Data for this exercise:
# # # #
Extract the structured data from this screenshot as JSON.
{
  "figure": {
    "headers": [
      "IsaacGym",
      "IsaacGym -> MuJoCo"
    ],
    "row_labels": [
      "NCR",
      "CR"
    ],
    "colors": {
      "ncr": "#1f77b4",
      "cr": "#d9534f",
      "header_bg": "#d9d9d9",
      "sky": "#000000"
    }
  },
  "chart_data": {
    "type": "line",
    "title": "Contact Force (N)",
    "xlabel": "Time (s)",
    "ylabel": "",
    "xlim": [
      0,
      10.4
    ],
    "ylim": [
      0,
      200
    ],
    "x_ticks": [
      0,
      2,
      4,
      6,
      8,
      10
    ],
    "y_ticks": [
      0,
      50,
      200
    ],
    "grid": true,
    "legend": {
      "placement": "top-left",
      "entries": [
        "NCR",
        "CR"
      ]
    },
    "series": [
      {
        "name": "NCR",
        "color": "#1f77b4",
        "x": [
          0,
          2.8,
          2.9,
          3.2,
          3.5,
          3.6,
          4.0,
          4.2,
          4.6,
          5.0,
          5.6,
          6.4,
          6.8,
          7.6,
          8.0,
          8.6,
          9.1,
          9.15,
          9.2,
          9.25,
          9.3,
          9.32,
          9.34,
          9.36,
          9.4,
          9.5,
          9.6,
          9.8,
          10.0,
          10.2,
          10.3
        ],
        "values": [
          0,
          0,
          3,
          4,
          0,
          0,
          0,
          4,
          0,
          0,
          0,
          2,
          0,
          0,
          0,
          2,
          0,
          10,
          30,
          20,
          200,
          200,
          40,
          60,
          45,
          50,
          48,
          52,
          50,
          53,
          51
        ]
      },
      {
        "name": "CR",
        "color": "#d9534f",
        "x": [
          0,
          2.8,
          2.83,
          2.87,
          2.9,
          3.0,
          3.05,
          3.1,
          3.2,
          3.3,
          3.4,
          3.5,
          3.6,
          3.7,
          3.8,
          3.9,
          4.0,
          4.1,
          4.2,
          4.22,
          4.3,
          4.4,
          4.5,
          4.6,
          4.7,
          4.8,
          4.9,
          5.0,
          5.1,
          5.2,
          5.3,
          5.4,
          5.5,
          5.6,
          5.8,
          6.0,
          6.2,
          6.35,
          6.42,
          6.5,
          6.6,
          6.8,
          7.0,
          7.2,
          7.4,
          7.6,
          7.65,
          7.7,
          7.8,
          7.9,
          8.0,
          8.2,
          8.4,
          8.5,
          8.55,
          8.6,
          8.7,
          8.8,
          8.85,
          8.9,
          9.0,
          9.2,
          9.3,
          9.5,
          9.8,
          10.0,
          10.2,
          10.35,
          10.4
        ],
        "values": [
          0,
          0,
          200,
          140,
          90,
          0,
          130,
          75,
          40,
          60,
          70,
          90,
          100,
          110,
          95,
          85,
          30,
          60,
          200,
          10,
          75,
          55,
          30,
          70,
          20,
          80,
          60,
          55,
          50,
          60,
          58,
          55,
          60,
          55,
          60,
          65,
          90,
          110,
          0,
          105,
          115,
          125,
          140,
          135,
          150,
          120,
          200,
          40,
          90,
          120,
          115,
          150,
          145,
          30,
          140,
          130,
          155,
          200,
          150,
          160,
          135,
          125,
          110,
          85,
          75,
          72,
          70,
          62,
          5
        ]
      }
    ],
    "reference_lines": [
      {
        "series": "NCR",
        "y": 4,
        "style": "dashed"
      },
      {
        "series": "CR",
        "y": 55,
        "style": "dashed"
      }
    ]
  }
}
# # # #
Task to complete: Quote the data above in full, changing nothing.

Expected answer:
Extract the structured data from this screenshot as JSON.
{
  "figure": {
    "headers": [
      "IsaacGym",
      "IsaacGym -> MuJoCo"
    ],
    "row_labels": [
      "NCR",
      "CR"
    ],
    "colors": {
      "ncr": "#1f77b4",
      "cr": "#d9534f",
      "header_bg": "#d9d9d9",
      "sky": "#000000"
    }
  },
  "chart_data": {
    "type": "line",
    "title": "Contact Force (N)",
    "xlabel": "Time (s)",
    "ylabel": "",
    "xlim": [
      0,
      10.4
    ],
    "ylim": [
      0,
      200
    ],
    "x_ticks": [
      0,
      2,
      4,
      6,
      8,
      10
    ],
    "y_ticks": [
      0,
      50,
      200
    ],
    "grid": true,
    "legend": {
      "placement": "top-left",
      "entries": [
        "NCR",
        "CR"
      ]
    },
    "series": [
      {
        "name": "NCR",
        "color": "#1f77b4",
        "x": [
          0,
          2.8,
          2.9,
          3.2,
          3.5,
          3.6,
          4.0,
          4.2,
          4.6,
          5.0,
          5.6,
          6.4,
          6.8,
          7.6,
          8.0,
          8.6,
          9.1,
          9.15,
          9.2,
          9.25,
          9.3,
          9.32,
          9.34,
          9.36,
          9.4,
          9.5,
          9.6,
          9.8,
          10.0,
          10.2,
          10.3
        ],
        "values": [
          0,
          0,
          3,
          4,
          0,
          0,
          0,
          4,
          0,
          0,
          0,
          2,
          0,
          0,
          0,
          2,
          0,
          10,
          30,
          20,
          200,
          200,
          40,
          60,
          45,
          50,
          48,
          52,
          50,
          53,
          51
        ]
      },
      {
        "name": "CR",
        "color": "#d9534f",
        "x": [
          0,
          2.8,
          2.83,
          2.87,
          2.9,
          3.0,
          3.05,
          3.1,
          3.2,
          3.3,
          3.4,
          3.5,
          3.6,
          3.7,
          3.8,
          3.9,
          4.0,
          4.1,
          4.2,
          4.22,
          4.3,
          4.4,
          4.5,
          4.6,
          4.7,
          4.8,
          4.9,
          5.0,
          5.1,
          5.2,
          5.3,
          5.4,
          5.5,
          5.6,
          5.8,
          6.0,
          6.2,
          6.35,
          6.42,
          6.5,
          6.6,
          6.8,
          7.0,
          7.2,
          7.4,
          7.6,
          7.65,
          7.7,
          7.8,
          7.9,
          8.0,
          8.2,
          8.4,
          8.5,
          8.55,
          8.6,
          8.7,
          8.8,
          8.85,
          8.9,
          9.0,
          9.2,
          9.3,
          9.5,
          9.8,
          10.0,
          10.2,
          10.35,
          10.4
        ],
        "values": [
          0,
          0,
          200,
          140,
          90,
          0,
          130,
          75,
          40,
          60,
          70,
          90,
          100,
          110,
          95,
          85,
          30,
          60,
          200,
          10,
          75,
          55,
          30,
          70,
          20,
          80,
          60,
          55,
          50,
          60,
          58,
          55,
          60,
          55,
          60,
          65,
          90,
          110,
          0,
          105,
          115,
          125,
          140,
          135,
          150,
          120,
          200,
          40,
          90,
          120,
          115,
          150,
          145,
          30,
          140,
          130,
          155,
          200,
          150,
          160,
          135,
          125,
          110,
          85,
          75,
          72,
          70,
          62,
          5
        ]
      }
    ],
    "reference_lines": [
      {
        "series": "NCR",
        "y": 4,
        "style": "dashed"
      },
      {
        "series": "CR",
        "y": 55,
        "style": "dashed"
      }
    ]
  }
}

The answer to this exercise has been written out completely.